■ **What you should do**
Extract the whole listing as it stands. Do not include the pictures.

━━ Data section ━━

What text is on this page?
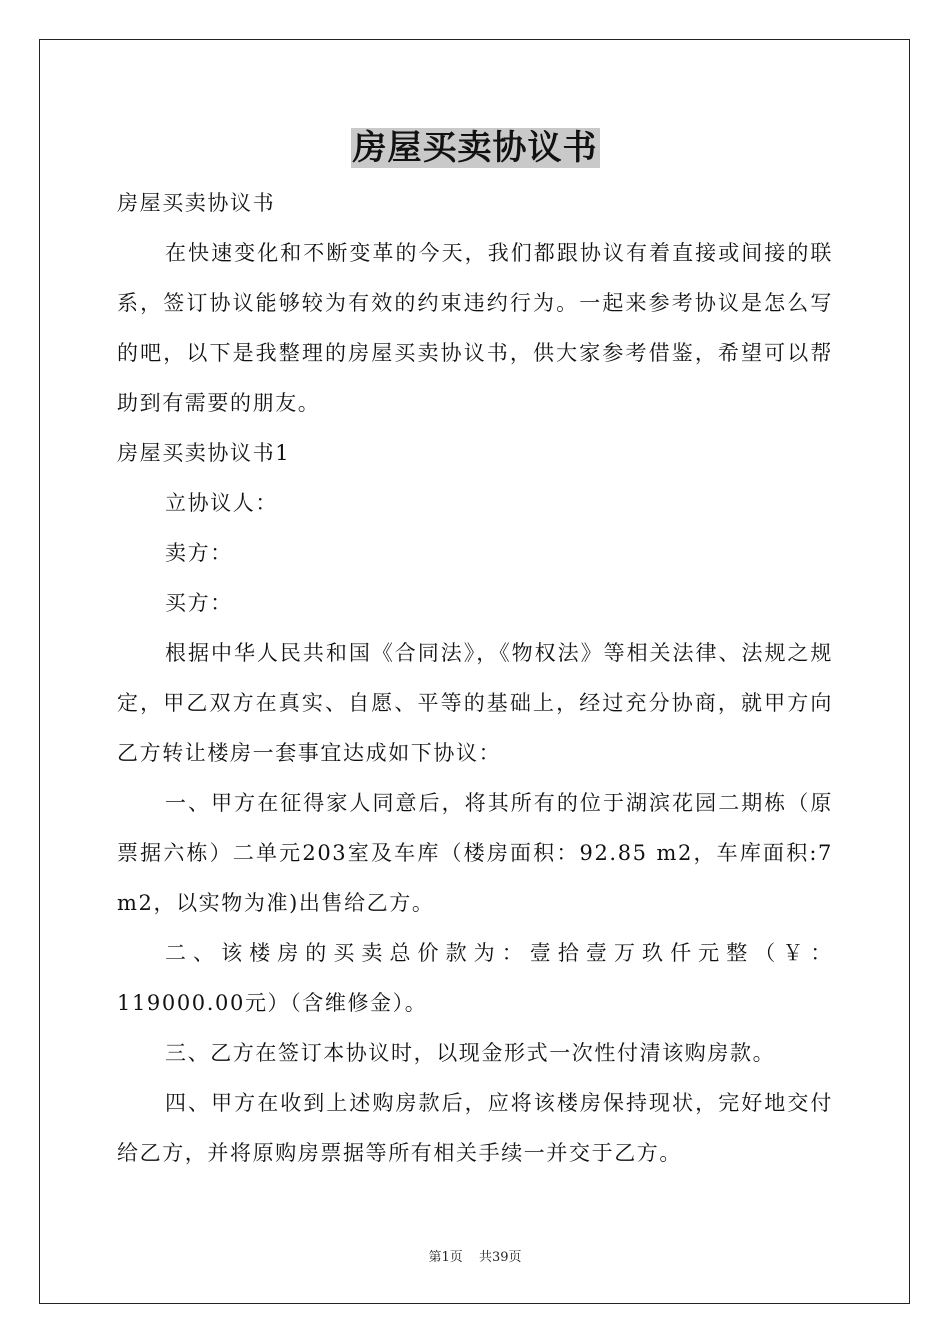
房屋买卖协议书

房屋买卖协议书

在快速变化和不断变革的今天，我们都跟协议有着直接或间接的联系，签订协议能够较为有效的约束违约行为。一起来参考协议是怎么写的吧，以下是我整理的房屋买卖协议书，供大家参考借鉴，希望可以帮助到有需要的朋友。

房屋买卖协议书1

立协议人：

卖方：

买方：

根据中华人民共和国《合同法》，《物权法》等相关法律、法规之规定，甲乙双方在真实、自愿、平等的基础上，经过充分协商，就甲方向乙方转让楼房一套事宜达成如下协议：

一、甲方在征得家人同意后，将其所有的位于湖滨花园二期栋（原票据六栋）二单元203室及车库（楼房面积：92.85 m2，车库面积:7 m2，以实物为准)出售给乙方。

二、该楼房的买卖总价款为：壹拾壹万玖仟元整（￥：119000.00元）（含维修金）。

三、乙方在签订本协议时，以现金形式一次性付清该购房款。

四、甲方在收到上述购房款后，应将该楼房保持现状，完好地交付给乙方，并将原购房票据等所有相关手续一并交于乙方。

第1页 共39页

━━━

■ **Result for this task**
What text is on this page?
房屋买卖协议书

房屋买卖协议书

在快速变化和不断变革的今天，我们都跟协议有着直接或间接的联系，签订协议能够较为有效的约束违约行为。一起来参考协议是怎么写的吧，以下是我整理的房屋买卖协议书，供大家参考借鉴，希望可以帮助到有需要的朋友。

房屋买卖协议书1

立协议人：

卖方：

买方：

根据中华人民共和国《合同法》，《物权法》等相关法律、法规之规定，甲乙双方在真实、自愿、平等的基础上，经过充分协商，就甲方向乙方转让楼房一套事宜达成如下协议：

一、甲方在征得家人同意后，将其所有的位于湖滨花园二期栋（原票据六栋）二单元203室及车库（楼房面积：92.85 m2，车库面积:7 m2，以实物为准)出售给乙方。

二、该楼房的买卖总价款为：壹拾壹万玖仟元整（￥：119000.00元）（含维修金）。

三、乙方在签订本协议时，以现金形式一次性付清该购房款。

四、甲方在收到上述购房款后，应将该楼房保持现状，完好地交付给乙方，并将原购房票据等所有相关手续一并交于乙方。

第1页 共39页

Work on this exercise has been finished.